▶ _Problem description_
Copy each line of the entries that contains the word "timestamp".

▶ _Task inputs_
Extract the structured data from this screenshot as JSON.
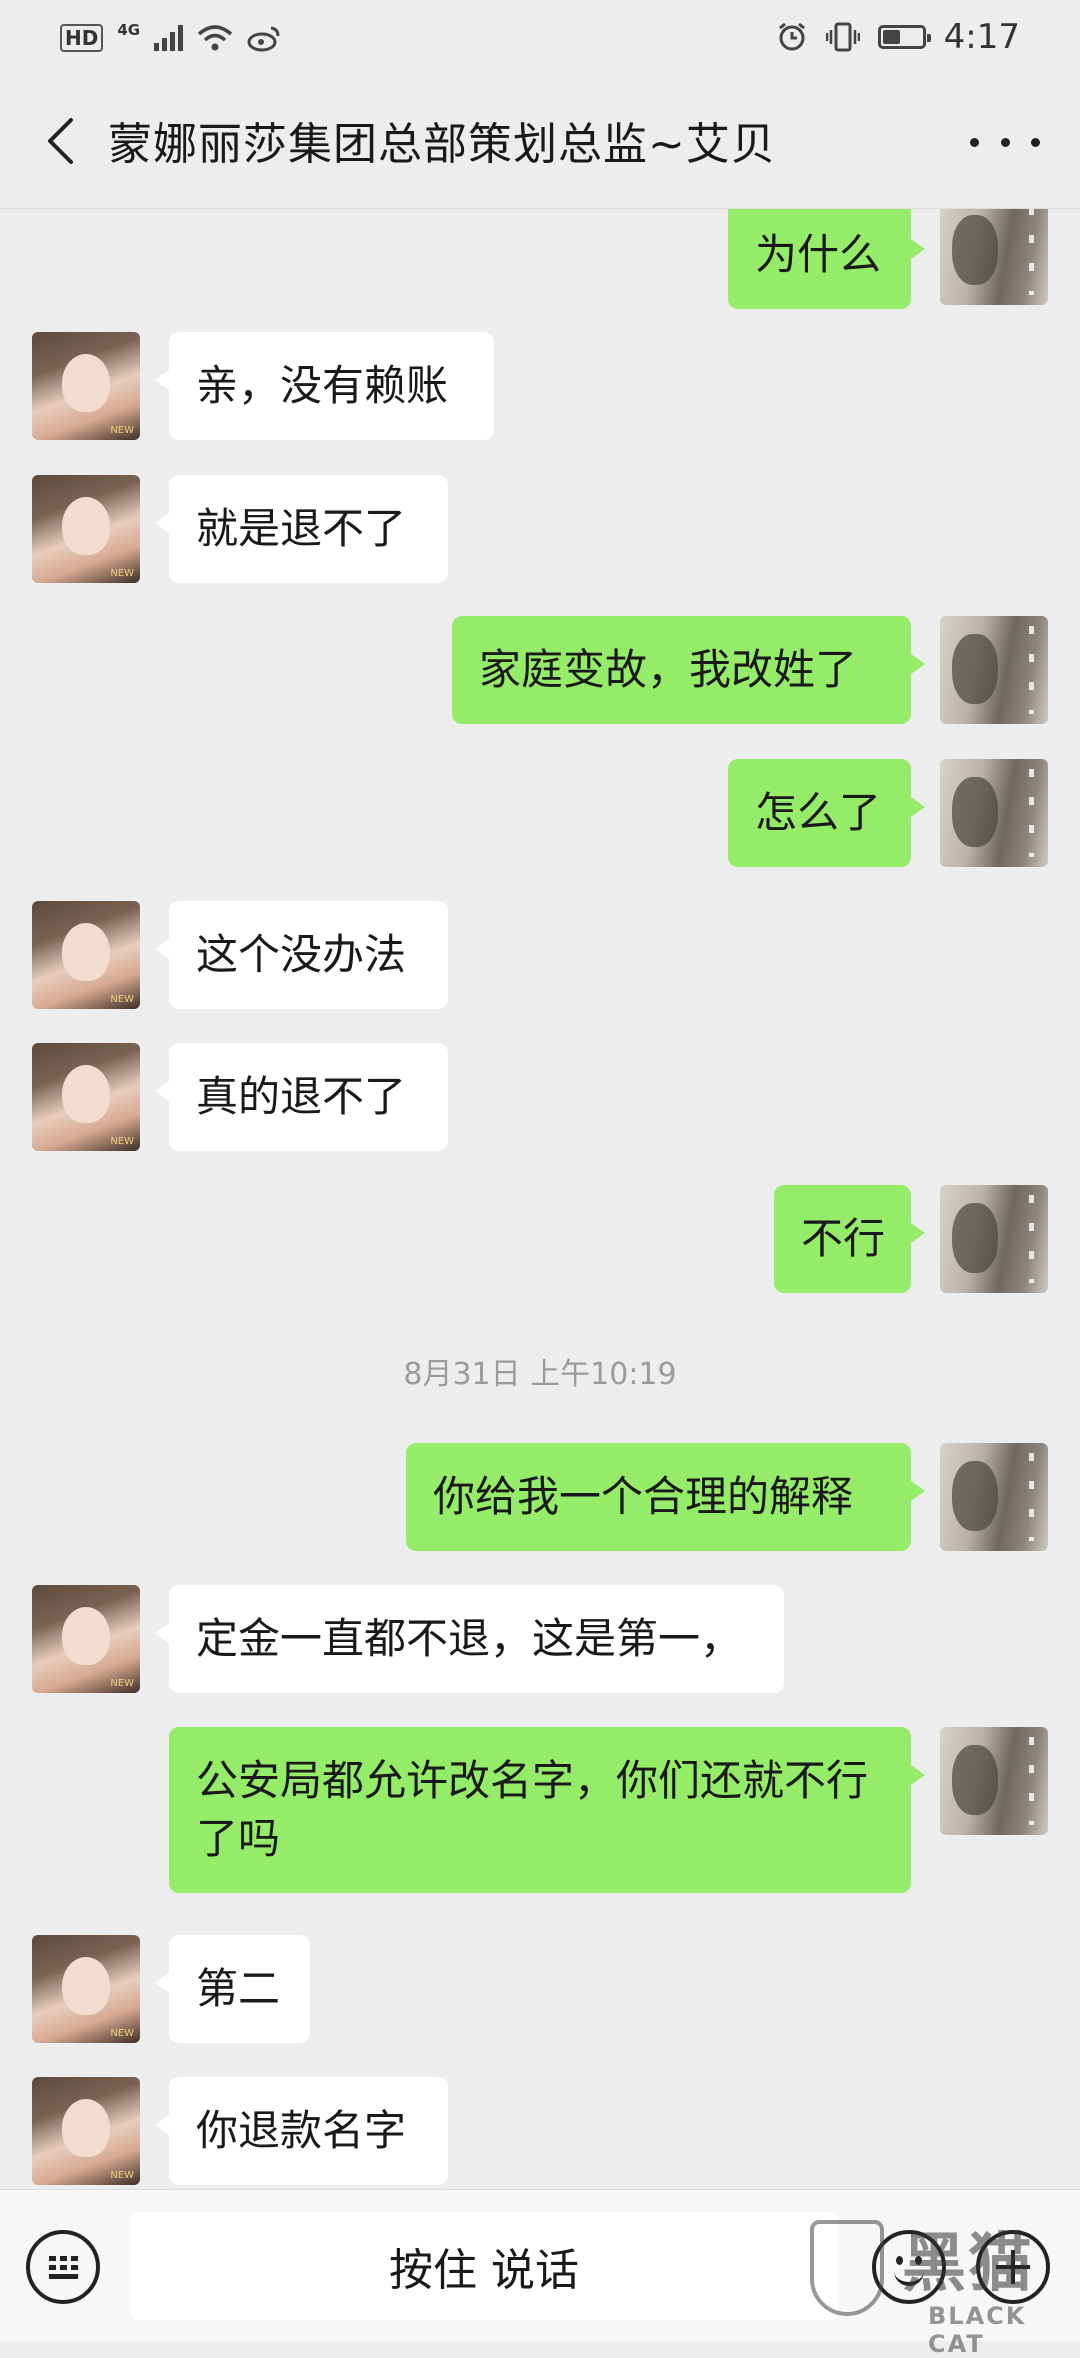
{
  "status_bar": {
    "hd_label": "HD",
    "network_label": "4G",
    "time": "4:17",
    "icons": [
      "signal-icon",
      "wifi-icon",
      "weibo-icon",
      "alarm-icon",
      "vibrate-icon",
      "battery-icon"
    ],
    "battery_level": 0.45
  },
  "header": {
    "title": "蒙娜丽莎集团总部策划总监~艾贝",
    "back_icon": "chevron-left-icon",
    "more_icon": "more-dots-icon"
  },
  "messages": [
    {
      "side": "out",
      "text": "为什么"
    },
    {
      "side": "in",
      "text": "亲，没有赖账"
    },
    {
      "side": "in",
      "text": "就是退不了"
    },
    {
      "side": "out",
      "text": "家庭变故，我改姓了"
    },
    {
      "side": "out",
      "text": "怎么了"
    },
    {
      "side": "in",
      "text": "这个没办法"
    },
    {
      "side": "in",
      "text": "真的退不了"
    },
    {
      "side": "out",
      "text": "不行"
    },
    {
      "side": "out",
      "text": "你给我一个合理的解释"
    },
    {
      "side": "in",
      "text": "定金一直都不退，这是第一，"
    },
    {
      "side": "out",
      "text": "公安局都允许改名字，你们还就不行了吗"
    },
    {
      "side": "in",
      "text": "第二"
    },
    {
      "side": "in",
      "text": "你退款名字"
    }
  ],
  "timestamp": "8月31日 上午10:19",
  "input_bar": {
    "hold_to_talk": "按住 说话",
    "keyboard_icon": "keyboard-icon",
    "emoji_icon": "emoji-icon",
    "plus_icon": "plus-icon"
  },
  "watermark": {
    "cn": "黑猫",
    "en": "BLACK CAT"
  },
  "colors": {
    "background": "#ededed",
    "incoming_bubble": "#ffffff",
    "outgoing_bubble": "#95ec69",
    "timestamp": "#9b9b9b"
  }
}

▶ _Task answer_
  "timestamp": "8月31日 上午10:19",
    "timestamp": "#9b9b9b"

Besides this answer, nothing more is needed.